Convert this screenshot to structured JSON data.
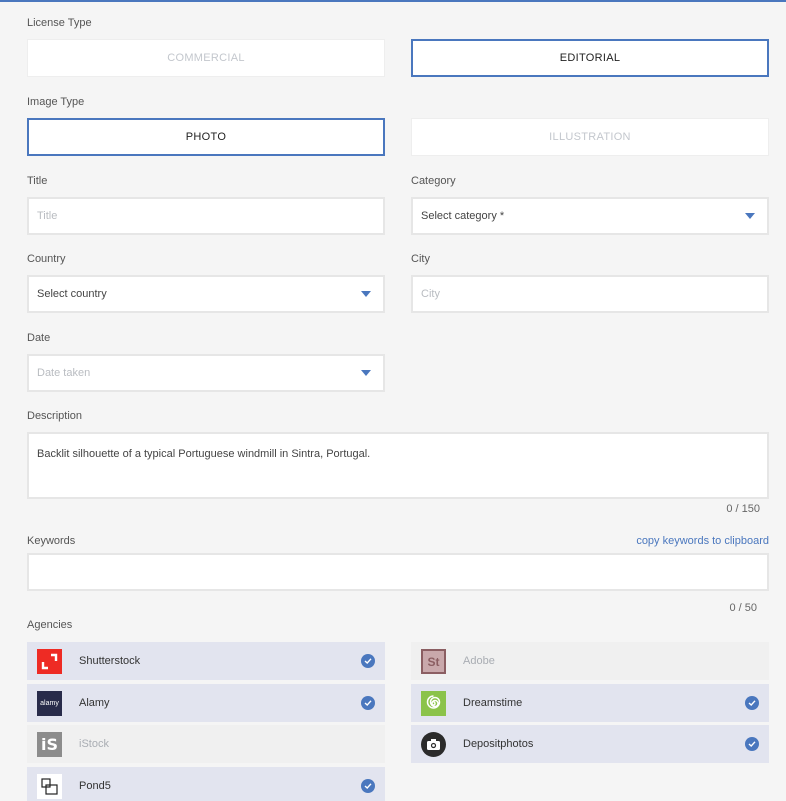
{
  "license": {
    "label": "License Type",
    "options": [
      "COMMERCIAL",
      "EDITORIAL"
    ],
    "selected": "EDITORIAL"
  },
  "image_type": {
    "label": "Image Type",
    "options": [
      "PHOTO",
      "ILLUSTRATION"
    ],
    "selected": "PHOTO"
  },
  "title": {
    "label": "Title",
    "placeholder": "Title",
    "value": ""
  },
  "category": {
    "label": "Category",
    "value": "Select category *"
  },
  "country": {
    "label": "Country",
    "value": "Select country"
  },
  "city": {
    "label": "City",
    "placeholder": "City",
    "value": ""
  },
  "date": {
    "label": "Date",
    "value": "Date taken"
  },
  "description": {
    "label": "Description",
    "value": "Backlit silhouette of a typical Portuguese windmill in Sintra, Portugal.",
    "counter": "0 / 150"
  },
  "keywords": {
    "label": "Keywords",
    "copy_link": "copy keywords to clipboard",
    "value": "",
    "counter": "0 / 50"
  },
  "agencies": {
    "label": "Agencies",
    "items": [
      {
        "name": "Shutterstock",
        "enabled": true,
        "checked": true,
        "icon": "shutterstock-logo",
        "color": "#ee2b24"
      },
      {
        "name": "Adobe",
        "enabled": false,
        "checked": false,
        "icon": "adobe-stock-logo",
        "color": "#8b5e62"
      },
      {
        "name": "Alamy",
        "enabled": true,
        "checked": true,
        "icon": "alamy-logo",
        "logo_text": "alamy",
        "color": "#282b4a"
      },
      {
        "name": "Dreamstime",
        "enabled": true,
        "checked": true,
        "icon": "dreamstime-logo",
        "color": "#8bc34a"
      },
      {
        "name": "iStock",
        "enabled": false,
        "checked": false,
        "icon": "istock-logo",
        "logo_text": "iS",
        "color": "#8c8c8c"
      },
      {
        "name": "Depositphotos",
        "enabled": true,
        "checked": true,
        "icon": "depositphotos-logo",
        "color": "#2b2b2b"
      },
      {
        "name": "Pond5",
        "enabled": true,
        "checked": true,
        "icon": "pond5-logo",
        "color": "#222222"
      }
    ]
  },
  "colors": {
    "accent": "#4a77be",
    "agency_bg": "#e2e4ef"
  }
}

——————————

[Stated exercise]
Can you retype every record above exactly, leaving out the pictures?

[Result]
Convert this screenshot to structured JSON data.
{
  "license": {
    "label": "License Type",
    "options": [
      "COMMERCIAL",
      "EDITORIAL"
    ],
    "selected": "EDITORIAL"
  },
  "image_type": {
    "label": "Image Type",
    "options": [
      "PHOTO",
      "ILLUSTRATION"
    ],
    "selected": "PHOTO"
  },
  "title": {
    "label": "Title",
    "placeholder": "Title",
    "value": ""
  },
  "category": {
    "label": "Category",
    "value": "Select category *"
  },
  "country": {
    "label": "Country",
    "value": "Select country"
  },
  "city": {
    "label": "City",
    "placeholder": "City",
    "value": ""
  },
  "date": {
    "label": "Date",
    "value": "Date taken"
  },
  "description": {
    "label": "Description",
    "value": "Backlit silhouette of a typical Portuguese windmill in Sintra, Portugal.",
    "counter": "0 / 150"
  },
  "keywords": {
    "label": "Keywords",
    "copy_link": "copy keywords to clipboard",
    "value": "",
    "counter": "0 / 50"
  },
  "agencies": {
    "label": "Agencies",
    "items": [
      {
        "name": "Shutterstock",
        "enabled": true,
        "checked": true,
        "icon": "shutterstock-logo",
        "color": "#ee2b24"
      },
      {
        "name": "Adobe",
        "enabled": false,
        "checked": false,
        "icon": "adobe-stock-logo",
        "color": "#8b5e62"
      },
      {
        "name": "Alamy",
        "enabled": true,
        "checked": true,
        "icon": "alamy-logo",
        "logo_text": "alamy",
        "color": "#282b4a"
      },
      {
        "name": "Dreamstime",
        "enabled": true,
        "checked": true,
        "icon": "dreamstime-logo",
        "color": "#8bc34a"
      },
      {
        "name": "iStock",
        "enabled": false,
        "checked": false,
        "icon": "istock-logo",
        "logo_text": "iS",
        "color": "#8c8c8c"
      },
      {
        "name": "Depositphotos",
        "enabled": true,
        "checked": true,
        "icon": "depositphotos-logo",
        "color": "#2b2b2b"
      },
      {
        "name": "Pond5",
        "enabled": true,
        "checked": true,
        "icon": "pond5-logo",
        "color": "#222222"
      }
    ]
  },
  "colors": {
    "accent": "#4a77be",
    "agency_bg": "#e2e4ef"
  }
}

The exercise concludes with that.